WRITTEN PROBLEM - In the data below, find every line that has the string "title", and copy it.

▼

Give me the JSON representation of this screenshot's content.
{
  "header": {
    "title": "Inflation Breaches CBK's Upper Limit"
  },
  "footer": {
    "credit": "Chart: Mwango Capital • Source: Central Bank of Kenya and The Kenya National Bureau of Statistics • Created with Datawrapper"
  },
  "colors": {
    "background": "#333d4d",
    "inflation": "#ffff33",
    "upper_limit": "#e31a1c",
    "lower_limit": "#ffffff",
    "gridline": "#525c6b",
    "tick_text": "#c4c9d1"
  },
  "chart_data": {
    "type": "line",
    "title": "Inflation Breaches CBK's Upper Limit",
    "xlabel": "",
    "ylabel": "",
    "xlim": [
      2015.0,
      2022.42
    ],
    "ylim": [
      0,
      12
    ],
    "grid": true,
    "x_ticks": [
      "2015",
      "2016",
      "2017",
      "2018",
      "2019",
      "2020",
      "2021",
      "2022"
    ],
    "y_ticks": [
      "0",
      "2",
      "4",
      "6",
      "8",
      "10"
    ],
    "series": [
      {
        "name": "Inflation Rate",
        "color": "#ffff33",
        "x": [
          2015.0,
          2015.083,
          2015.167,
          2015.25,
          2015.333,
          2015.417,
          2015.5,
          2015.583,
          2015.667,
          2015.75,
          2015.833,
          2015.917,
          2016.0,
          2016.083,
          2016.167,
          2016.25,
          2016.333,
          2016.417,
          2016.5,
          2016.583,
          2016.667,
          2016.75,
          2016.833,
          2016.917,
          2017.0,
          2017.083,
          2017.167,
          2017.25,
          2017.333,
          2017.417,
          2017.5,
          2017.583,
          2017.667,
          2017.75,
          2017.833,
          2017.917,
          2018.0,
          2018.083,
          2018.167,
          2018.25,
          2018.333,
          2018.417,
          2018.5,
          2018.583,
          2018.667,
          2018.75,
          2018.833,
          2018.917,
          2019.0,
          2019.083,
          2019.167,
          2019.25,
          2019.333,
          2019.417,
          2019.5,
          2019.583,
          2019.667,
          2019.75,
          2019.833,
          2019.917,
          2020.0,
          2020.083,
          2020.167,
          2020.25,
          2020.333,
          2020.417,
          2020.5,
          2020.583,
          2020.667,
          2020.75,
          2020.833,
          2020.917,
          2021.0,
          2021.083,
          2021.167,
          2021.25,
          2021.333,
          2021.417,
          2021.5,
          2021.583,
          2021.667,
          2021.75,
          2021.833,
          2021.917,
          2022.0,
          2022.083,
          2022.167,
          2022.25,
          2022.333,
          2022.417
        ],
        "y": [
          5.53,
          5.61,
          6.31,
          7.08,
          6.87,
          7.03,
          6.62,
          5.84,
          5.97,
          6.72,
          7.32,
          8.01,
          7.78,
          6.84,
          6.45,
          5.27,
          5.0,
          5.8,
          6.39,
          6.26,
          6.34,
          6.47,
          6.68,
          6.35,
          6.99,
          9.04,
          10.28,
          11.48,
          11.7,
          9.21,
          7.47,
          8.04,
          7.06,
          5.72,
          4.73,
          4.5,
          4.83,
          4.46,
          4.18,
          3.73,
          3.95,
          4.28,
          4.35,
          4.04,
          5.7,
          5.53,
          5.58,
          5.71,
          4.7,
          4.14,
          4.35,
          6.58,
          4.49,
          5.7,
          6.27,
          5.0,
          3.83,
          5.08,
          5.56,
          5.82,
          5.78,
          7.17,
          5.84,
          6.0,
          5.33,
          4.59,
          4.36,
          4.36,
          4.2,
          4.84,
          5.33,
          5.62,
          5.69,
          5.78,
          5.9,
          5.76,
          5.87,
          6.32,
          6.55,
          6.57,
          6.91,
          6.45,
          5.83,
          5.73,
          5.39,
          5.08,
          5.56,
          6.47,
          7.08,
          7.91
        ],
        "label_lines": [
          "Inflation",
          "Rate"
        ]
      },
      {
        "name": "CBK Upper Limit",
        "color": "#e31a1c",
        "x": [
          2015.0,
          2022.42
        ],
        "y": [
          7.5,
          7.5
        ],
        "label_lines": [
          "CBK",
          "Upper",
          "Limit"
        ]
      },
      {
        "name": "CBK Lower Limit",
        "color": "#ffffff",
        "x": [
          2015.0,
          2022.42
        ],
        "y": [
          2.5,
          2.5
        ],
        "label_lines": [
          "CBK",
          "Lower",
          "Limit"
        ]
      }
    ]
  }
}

▲

ANSWER FOR THE TASK -
    "title": "Inflation Breaches CBK's Upper Limit"
    "title": "Inflation Breaches CBK's Upper Limit",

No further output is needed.